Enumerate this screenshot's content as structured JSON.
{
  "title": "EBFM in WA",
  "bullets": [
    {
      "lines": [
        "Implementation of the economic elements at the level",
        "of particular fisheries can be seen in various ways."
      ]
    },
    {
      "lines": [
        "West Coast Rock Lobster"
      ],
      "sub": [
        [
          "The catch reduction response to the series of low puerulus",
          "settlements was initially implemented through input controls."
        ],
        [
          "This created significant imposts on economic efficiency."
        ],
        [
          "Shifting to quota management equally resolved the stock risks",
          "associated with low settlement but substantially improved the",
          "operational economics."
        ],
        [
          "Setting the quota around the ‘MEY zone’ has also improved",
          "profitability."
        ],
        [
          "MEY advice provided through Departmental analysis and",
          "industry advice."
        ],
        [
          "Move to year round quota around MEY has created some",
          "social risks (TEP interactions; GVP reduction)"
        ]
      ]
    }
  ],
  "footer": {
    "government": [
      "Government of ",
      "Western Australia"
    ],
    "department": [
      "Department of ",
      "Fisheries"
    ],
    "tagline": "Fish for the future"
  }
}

========================================

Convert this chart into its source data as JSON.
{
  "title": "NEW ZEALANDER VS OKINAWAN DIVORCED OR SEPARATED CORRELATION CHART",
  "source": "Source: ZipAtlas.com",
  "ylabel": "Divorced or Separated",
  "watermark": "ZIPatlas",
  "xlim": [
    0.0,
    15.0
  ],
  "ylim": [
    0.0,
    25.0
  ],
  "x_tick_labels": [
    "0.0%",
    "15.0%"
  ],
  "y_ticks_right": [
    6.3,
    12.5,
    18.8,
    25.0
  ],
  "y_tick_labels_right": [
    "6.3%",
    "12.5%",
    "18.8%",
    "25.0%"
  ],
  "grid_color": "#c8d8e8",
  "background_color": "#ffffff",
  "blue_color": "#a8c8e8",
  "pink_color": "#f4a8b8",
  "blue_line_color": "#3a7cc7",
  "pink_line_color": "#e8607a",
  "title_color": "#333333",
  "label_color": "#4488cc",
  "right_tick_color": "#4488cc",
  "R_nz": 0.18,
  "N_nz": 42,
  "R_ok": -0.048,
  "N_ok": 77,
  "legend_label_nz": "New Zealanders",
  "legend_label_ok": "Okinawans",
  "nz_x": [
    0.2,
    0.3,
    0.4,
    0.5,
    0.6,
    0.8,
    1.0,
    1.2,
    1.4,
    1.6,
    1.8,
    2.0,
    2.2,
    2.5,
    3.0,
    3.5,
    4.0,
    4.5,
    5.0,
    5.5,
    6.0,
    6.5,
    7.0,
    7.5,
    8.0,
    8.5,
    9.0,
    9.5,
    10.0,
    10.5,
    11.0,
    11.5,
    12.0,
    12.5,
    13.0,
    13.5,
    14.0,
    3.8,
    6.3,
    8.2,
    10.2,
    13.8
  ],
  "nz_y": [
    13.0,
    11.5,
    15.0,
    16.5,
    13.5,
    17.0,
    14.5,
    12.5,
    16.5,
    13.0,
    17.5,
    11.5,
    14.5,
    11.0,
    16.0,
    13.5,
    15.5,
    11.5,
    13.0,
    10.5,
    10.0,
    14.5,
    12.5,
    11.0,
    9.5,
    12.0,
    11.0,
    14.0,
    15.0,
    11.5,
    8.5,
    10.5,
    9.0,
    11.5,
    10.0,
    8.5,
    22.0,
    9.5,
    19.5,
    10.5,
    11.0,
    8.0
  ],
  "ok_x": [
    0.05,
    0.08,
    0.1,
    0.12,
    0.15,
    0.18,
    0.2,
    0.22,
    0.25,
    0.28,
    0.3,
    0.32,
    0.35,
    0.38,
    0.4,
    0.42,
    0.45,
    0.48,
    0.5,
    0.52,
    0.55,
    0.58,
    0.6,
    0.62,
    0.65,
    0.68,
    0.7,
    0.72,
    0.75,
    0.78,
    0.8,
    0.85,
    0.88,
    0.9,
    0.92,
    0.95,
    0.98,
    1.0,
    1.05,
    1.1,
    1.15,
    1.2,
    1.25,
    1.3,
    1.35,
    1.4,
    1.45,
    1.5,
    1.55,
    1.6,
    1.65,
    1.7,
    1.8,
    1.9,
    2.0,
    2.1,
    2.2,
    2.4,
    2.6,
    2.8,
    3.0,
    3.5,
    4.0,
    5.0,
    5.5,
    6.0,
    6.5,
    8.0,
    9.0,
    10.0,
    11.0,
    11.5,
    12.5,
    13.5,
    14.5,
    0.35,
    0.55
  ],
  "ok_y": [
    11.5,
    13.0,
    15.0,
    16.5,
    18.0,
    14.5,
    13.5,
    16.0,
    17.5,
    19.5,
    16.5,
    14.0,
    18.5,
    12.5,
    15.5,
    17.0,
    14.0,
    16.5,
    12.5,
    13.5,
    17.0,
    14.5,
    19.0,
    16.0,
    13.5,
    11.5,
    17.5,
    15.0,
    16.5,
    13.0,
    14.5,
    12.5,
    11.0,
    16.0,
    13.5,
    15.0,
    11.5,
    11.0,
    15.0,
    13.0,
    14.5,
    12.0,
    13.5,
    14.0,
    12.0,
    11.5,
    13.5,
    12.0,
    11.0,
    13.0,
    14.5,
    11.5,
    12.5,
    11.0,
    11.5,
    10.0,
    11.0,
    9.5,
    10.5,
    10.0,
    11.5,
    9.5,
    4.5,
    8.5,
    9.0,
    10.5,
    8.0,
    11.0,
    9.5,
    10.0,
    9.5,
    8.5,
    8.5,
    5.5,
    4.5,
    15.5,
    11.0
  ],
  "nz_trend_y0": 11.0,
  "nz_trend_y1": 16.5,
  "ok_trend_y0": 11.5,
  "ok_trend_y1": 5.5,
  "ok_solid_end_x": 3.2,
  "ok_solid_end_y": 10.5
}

========================================

### Exercise objective
The word "advice" may turn up on some lines of these records; say how many, with no other words.

### Correct output
2